▶ _Records provided_
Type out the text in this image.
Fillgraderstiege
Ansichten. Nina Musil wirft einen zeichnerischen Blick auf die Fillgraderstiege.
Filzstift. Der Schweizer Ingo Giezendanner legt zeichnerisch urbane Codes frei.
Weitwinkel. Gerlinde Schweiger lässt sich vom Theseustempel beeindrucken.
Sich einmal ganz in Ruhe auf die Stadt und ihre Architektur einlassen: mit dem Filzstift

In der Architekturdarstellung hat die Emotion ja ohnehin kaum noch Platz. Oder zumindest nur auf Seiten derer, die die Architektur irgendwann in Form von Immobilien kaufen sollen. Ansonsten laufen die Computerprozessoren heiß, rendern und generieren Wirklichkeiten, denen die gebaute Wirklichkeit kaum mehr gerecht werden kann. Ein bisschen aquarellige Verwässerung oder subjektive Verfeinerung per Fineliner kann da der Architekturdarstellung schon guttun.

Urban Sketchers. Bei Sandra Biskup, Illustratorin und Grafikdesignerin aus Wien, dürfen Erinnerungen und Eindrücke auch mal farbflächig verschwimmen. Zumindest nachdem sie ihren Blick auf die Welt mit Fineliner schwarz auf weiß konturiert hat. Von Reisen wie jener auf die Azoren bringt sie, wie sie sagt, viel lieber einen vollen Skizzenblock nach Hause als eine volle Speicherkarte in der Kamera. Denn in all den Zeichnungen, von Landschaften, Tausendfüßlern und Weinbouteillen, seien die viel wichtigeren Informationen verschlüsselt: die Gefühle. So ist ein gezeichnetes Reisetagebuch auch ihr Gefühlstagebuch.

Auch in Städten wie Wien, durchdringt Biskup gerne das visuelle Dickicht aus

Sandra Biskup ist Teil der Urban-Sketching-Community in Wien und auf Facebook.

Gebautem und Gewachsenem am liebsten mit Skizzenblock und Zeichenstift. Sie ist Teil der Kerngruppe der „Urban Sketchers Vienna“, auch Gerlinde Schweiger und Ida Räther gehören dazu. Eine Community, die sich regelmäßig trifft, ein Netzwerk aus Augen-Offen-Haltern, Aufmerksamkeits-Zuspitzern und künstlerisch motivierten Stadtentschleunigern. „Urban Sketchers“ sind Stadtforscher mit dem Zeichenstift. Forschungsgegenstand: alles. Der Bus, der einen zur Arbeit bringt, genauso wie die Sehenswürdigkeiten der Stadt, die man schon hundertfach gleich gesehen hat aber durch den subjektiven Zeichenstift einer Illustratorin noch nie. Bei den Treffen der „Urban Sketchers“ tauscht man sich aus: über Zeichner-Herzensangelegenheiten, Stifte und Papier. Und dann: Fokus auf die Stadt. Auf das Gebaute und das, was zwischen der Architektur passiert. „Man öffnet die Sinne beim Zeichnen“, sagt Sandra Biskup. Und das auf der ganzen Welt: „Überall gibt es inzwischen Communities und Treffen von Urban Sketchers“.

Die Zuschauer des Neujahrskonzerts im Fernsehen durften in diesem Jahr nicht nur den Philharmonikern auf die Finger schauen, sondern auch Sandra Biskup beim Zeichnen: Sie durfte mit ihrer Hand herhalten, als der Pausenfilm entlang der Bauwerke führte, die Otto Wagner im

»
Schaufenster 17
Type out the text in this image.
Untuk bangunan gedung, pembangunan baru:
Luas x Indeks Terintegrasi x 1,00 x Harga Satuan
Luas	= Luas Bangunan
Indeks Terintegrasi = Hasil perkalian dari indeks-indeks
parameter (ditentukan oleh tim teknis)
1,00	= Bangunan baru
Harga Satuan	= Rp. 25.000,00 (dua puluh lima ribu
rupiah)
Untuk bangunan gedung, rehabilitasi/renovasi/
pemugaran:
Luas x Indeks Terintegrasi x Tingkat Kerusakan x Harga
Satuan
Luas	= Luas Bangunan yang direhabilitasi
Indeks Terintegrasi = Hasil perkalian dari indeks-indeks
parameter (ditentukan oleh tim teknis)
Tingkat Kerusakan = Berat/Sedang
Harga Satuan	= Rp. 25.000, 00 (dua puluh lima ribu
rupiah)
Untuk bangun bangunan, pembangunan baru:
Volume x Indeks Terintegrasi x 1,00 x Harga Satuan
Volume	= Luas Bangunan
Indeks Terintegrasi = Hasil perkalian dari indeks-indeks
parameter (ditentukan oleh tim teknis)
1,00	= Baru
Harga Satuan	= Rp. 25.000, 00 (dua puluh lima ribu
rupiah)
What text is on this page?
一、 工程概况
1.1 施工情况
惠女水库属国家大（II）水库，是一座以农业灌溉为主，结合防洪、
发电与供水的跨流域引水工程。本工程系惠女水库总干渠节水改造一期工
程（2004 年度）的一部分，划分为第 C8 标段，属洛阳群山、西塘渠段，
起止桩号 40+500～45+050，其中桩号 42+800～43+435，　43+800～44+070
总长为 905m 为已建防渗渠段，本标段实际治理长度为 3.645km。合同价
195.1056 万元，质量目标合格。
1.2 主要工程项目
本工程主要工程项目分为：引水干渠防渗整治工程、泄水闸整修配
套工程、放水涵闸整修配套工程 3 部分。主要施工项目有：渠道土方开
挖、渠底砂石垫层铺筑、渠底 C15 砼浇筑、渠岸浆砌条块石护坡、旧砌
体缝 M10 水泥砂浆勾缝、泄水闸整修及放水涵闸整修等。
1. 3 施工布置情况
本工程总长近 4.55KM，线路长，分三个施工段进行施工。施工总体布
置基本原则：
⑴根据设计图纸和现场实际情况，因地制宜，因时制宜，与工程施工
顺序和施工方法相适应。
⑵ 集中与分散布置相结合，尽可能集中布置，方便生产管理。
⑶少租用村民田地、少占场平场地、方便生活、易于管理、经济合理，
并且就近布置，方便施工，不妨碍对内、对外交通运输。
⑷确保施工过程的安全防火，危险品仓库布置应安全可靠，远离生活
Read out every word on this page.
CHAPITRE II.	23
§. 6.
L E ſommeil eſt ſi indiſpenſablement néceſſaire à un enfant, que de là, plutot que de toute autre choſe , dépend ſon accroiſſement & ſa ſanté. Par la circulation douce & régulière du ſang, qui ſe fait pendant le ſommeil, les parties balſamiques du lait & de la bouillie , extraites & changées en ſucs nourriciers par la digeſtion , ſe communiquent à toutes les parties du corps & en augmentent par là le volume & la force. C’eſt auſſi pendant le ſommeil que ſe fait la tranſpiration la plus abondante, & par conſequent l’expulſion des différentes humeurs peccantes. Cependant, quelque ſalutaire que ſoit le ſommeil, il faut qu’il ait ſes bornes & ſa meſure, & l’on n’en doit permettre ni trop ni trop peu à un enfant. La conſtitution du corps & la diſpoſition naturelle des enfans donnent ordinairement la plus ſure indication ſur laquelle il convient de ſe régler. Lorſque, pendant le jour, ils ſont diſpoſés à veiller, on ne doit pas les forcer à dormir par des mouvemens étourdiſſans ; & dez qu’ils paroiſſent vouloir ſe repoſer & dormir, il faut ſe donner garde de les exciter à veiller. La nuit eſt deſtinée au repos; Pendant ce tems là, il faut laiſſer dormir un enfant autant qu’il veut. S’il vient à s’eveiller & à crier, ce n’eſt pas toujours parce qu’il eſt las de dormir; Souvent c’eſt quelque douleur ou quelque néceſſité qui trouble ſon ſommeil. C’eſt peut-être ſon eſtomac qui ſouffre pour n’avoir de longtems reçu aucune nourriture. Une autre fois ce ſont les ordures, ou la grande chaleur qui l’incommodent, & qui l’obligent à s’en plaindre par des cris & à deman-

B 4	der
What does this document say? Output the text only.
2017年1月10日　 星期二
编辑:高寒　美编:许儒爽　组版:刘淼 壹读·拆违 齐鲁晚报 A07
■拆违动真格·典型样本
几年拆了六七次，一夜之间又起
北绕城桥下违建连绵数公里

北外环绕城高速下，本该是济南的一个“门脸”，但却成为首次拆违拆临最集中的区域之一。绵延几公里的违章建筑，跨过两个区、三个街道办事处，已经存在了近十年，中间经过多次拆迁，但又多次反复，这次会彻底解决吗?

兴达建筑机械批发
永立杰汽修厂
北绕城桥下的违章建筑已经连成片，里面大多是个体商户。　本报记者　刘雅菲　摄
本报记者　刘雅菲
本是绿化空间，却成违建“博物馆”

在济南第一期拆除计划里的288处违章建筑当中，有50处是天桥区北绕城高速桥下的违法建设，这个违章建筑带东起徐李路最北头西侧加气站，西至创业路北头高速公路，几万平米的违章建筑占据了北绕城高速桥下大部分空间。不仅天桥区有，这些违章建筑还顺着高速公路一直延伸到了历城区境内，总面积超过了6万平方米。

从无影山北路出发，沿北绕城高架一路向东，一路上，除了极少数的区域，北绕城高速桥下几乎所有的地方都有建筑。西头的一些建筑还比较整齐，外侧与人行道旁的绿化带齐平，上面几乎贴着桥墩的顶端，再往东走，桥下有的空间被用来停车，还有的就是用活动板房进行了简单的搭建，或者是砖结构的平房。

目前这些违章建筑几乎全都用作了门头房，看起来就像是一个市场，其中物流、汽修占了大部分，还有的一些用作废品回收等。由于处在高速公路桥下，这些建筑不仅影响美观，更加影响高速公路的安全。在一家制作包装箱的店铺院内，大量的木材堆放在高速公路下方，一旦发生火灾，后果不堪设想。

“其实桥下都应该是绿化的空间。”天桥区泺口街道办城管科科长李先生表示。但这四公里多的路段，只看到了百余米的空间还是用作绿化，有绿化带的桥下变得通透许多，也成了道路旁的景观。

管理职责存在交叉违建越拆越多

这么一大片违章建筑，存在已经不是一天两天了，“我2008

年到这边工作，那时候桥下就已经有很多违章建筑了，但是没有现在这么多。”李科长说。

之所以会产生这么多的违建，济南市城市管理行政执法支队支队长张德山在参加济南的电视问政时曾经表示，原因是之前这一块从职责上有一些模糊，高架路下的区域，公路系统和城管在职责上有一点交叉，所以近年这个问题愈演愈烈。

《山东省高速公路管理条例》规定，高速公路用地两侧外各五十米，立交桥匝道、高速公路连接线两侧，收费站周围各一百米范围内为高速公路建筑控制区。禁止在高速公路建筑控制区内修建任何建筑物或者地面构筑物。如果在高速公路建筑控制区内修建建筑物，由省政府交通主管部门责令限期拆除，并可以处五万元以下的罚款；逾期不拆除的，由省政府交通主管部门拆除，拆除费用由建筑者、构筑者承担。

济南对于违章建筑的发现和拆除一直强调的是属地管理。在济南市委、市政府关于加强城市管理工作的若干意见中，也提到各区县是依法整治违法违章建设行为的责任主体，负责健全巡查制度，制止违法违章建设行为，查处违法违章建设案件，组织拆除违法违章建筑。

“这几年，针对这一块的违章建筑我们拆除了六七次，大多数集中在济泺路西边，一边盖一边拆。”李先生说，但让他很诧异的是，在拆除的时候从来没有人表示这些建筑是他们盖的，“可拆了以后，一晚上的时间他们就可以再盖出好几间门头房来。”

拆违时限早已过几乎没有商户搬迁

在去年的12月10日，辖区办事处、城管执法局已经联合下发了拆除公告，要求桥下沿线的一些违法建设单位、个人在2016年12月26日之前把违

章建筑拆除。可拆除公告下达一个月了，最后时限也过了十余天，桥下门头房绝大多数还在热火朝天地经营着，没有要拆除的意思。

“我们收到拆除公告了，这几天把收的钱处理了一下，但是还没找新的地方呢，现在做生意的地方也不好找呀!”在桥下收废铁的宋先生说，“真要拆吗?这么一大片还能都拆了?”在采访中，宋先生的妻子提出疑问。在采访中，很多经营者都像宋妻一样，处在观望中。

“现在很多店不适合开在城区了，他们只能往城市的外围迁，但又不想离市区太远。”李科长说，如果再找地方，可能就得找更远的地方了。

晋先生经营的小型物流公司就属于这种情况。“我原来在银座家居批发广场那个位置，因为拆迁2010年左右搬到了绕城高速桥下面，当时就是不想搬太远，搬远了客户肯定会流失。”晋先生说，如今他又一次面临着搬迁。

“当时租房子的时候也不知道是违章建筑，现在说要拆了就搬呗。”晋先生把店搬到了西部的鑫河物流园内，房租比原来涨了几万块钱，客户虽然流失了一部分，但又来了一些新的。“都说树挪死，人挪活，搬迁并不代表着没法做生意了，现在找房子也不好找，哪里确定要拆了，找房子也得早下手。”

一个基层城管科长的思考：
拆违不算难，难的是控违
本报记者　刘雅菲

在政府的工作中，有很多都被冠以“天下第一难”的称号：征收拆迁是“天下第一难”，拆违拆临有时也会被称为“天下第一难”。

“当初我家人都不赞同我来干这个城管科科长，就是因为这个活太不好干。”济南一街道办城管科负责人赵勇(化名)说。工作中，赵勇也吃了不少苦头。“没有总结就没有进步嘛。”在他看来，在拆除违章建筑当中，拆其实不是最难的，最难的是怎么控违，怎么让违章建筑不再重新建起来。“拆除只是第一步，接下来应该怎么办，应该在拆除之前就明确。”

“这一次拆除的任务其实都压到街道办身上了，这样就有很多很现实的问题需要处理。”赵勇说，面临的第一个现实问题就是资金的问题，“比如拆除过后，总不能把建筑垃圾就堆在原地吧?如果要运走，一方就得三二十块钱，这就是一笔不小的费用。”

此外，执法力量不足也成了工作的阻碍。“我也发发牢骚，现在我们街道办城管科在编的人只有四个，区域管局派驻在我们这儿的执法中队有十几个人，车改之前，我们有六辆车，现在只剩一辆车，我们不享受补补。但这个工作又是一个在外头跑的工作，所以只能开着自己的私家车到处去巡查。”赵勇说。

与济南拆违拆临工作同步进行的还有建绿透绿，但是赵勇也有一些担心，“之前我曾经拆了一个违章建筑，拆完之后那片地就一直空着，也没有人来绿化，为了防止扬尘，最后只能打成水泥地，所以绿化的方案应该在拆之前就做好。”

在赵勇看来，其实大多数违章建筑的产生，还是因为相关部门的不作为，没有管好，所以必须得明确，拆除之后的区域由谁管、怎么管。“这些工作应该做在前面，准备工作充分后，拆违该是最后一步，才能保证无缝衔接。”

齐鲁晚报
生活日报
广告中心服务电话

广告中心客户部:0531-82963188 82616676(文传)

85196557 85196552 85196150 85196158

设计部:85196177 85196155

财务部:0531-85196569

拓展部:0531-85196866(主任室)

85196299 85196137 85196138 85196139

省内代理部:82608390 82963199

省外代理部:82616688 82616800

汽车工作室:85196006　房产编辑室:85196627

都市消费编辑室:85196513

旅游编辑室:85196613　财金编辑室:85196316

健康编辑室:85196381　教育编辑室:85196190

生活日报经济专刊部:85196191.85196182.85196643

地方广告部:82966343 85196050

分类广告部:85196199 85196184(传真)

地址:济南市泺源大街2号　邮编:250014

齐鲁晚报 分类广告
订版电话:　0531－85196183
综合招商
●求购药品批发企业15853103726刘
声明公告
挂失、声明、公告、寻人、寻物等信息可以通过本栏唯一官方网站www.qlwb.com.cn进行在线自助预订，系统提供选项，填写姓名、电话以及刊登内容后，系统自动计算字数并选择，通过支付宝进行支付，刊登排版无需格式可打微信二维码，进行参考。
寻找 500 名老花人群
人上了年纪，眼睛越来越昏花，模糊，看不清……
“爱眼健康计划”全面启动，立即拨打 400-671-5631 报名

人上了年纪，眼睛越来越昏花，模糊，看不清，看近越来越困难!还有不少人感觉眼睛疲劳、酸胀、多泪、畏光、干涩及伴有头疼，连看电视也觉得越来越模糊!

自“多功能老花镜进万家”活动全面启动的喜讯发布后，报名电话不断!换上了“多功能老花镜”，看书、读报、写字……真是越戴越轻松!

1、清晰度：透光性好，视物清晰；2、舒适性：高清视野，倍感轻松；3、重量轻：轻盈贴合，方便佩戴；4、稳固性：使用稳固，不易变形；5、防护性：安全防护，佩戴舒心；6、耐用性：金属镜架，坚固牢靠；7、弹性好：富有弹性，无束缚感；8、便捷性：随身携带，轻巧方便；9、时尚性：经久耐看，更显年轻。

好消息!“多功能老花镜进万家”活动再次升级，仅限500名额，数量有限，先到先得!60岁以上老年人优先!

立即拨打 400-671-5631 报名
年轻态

▶ _Task directions_
Extract every line above containing the word "人上了年纪".

▶ _Result for this task_
人上了年纪，眼睛越来越昏花，模糊，看不清……
人上了年纪，眼睛越来越昏花，模糊，看不清，看近越来越困难!还有不少人感觉眼睛疲劳、酸胀、多泪、畏光、干涩及伴有头疼，连看电视也觉得越来越模糊!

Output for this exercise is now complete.